- [RECORDS TO PROCESS]
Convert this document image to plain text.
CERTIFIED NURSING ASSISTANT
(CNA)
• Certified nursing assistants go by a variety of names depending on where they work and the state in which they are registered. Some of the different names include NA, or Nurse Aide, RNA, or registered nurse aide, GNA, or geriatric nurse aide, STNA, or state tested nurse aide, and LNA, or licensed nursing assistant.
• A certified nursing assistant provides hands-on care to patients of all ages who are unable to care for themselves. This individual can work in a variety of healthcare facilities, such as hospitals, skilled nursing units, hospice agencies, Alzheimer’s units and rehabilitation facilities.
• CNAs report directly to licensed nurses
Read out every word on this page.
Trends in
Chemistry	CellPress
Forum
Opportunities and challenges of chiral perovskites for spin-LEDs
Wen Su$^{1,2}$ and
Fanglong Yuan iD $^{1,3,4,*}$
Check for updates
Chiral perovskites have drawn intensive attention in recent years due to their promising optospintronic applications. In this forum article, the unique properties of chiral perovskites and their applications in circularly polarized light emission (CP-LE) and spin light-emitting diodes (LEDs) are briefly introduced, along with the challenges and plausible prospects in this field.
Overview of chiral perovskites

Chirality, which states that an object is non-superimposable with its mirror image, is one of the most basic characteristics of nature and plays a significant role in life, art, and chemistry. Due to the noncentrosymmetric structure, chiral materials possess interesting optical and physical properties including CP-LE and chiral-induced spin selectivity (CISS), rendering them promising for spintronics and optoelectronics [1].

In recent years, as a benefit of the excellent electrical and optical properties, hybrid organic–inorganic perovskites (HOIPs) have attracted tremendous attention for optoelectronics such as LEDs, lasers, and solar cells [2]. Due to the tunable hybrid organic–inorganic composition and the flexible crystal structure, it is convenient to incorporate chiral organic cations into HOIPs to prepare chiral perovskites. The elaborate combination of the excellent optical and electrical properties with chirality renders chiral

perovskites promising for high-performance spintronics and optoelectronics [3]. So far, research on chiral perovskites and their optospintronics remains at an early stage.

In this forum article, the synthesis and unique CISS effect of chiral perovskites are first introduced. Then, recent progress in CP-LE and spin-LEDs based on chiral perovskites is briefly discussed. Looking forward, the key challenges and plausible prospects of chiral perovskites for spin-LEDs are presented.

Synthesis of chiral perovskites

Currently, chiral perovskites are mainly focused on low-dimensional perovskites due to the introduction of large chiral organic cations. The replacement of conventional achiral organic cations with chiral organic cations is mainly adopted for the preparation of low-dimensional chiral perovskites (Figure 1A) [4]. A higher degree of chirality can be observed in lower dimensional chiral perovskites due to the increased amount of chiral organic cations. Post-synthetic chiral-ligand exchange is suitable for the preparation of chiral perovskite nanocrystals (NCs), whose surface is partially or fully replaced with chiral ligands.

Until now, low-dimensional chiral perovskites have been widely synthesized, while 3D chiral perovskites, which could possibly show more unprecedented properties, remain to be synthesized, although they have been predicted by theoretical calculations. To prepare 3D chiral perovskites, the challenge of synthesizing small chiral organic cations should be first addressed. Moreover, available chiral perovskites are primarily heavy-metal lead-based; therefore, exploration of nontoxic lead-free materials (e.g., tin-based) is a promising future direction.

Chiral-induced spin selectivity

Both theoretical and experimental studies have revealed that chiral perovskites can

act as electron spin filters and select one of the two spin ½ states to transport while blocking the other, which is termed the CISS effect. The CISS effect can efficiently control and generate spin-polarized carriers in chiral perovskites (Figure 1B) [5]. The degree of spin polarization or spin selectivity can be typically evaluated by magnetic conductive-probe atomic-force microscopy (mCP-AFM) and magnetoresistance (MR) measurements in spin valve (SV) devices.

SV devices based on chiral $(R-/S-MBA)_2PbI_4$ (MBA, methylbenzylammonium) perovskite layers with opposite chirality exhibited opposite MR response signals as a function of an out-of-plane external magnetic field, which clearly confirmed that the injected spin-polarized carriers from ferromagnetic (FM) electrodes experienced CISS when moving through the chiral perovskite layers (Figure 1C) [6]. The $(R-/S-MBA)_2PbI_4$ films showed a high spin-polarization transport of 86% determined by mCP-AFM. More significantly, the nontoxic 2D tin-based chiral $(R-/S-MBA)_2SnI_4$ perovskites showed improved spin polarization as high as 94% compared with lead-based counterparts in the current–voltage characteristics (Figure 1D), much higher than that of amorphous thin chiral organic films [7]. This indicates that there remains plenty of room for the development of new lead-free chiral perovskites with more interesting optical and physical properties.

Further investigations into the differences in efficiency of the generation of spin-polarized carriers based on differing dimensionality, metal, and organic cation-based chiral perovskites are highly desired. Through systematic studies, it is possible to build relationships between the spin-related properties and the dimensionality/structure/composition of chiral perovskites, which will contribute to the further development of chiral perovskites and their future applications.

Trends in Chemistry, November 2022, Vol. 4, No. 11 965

- [TASK TO COMPLETE]
Without changing a word, write out each entry again.

- [TASK SOLUTION]
Convert this document image to plain text.
CERTIFIED NURSING ASSISTANT
(CNA)
• Certified nursing assistants go by a variety of names depending on where they work and the state in which they are registered. Some of the different names include NA, or Nurse Aide, RNA, or registered nurse aide, GNA, or geriatric nurse aide, STNA, or state tested nurse aide, and LNA, or licensed nursing assistant.
• A certified nursing assistant provides hands-on care to patients of all ages who are unable to care for themselves. This individual can work in a variety of healthcare facilities, such as hospitals, skilled nursing units, hospice agencies, Alzheimer’s units and rehabilitation facilities.
• CNAs report directly to licensed nurses
Read out every word on this page.
Trends in
Chemistry	CellPress
Forum
Opportunities and challenges of chiral perovskites for spin-LEDs
Wen Su$^{1,2}$ and
Fanglong Yuan iD $^{1,3,4,*}$
Check for updates
Chiral perovskites have drawn intensive attention in recent years due to their promising optospintronic applications. In this forum article, the unique properties of chiral perovskites and their applications in circularly polarized light emission (CP-LE) and spin light-emitting diodes (LEDs) are briefly introduced, along with the challenges and plausible prospects in this field.
Overview of chiral perovskites

Chirality, which states that an object is non-superimposable with its mirror image, is one of the most basic characteristics of nature and plays a significant role in life, art, and chemistry. Due to the noncentrosymmetric structure, chiral materials possess interesting optical and physical properties including CP-LE and chiral-induced spin selectivity (CISS), rendering them promising for spintronics and optoelectronics [1].

In recent years, as a benefit of the excellent electrical and optical properties, hybrid organic–inorganic perovskites (HOIPs) have attracted tremendous attention for optoelectronics such as LEDs, lasers, and solar cells [2]. Due to the tunable hybrid organic–inorganic composition and the flexible crystal structure, it is convenient to incorporate chiral organic cations into HOIPs to prepare chiral perovskites. The elaborate combination of the excellent optical and electrical properties with chirality renders chiral

perovskites promising for high-performance spintronics and optoelectronics [3]. So far, research on chiral perovskites and their optospintronics remains at an early stage.

In this forum article, the synthesis and unique CISS effect of chiral perovskites are first introduced. Then, recent progress in CP-LE and spin-LEDs based on chiral perovskites is briefly discussed. Looking forward, the key challenges and plausible prospects of chiral perovskites for spin-LEDs are presented.

Synthesis of chiral perovskites

Currently, chiral perovskites are mainly focused on low-dimensional perovskites due to the introduction of large chiral organic cations. The replacement of conventional achiral organic cations with chiral organic cations is mainly adopted for the preparation of low-dimensional chiral perovskites (Figure 1A) [4]. A higher degree of chirality can be observed in lower dimensional chiral perovskites due to the increased amount of chiral organic cations. Post-synthetic chiral-ligand exchange is suitable for the preparation of chiral perovskite nanocrystals (NCs), whose surface is partially or fully replaced with chiral ligands.

Until now, low-dimensional chiral perovskites have been widely synthesized, while 3D chiral perovskites, which could possibly show more unprecedented properties, remain to be synthesized, although they have been predicted by theoretical calculations. To prepare 3D chiral perovskites, the challenge of synthesizing small chiral organic cations should be first addressed. Moreover, available chiral perovskites are primarily heavy-metal lead-based; therefore, exploration of nontoxic lead-free materials (e.g., tin-based) is a promising future direction.

Chiral-induced spin selectivity

Both theoretical and experimental studies have revealed that chiral perovskites can

act as electron spin filters and select one of the two spin ½ states to transport while blocking the other, which is termed the CISS effect. The CISS effect can efficiently control and generate spin-polarized carriers in chiral perovskites (Figure 1B) [5]. The degree of spin polarization or spin selectivity can be typically evaluated by magnetic conductive-probe atomic-force microscopy (mCP-AFM) and magnetoresistance (MR) measurements in spin valve (SV) devices.

SV devices based on chiral $(R-/S-MBA)_2PbI_4$ (MBA, methylbenzylammonium) perovskite layers with opposite chirality exhibited opposite MR response signals as a function of an out-of-plane external magnetic field, which clearly confirmed that the injected spin-polarized carriers from ferromagnetic (FM) electrodes experienced CISS when moving through the chiral perovskite layers (Figure 1C) [6]. The $(R-/S-MBA)_2PbI_4$ films showed a high spin-polarization transport of 86% determined by mCP-AFM. More significantly, the nontoxic 2D tin-based chiral $(R-/S-MBA)_2SnI_4$ perovskites showed improved spin polarization as high as 94% compared with lead-based counterparts in the current–voltage characteristics (Figure 1D), much higher than that of amorphous thin chiral organic films [7]. This indicates that there remains plenty of room for the development of new lead-free chiral perovskites with more interesting optical and physical properties.

Further investigations into the differences in efficiency of the generation of spin-polarized carriers based on differing dimensionality, metal, and organic cation-based chiral perovskites are highly desired. Through systematic studies, it is possible to build relationships between the spin-related properties and the dimensionality/structure/composition of chiral perovskites, which will contribute to the further development of chiral perovskites and their future applications.

Trends in Chemistry, November 2022, Vol. 4, No. 11 965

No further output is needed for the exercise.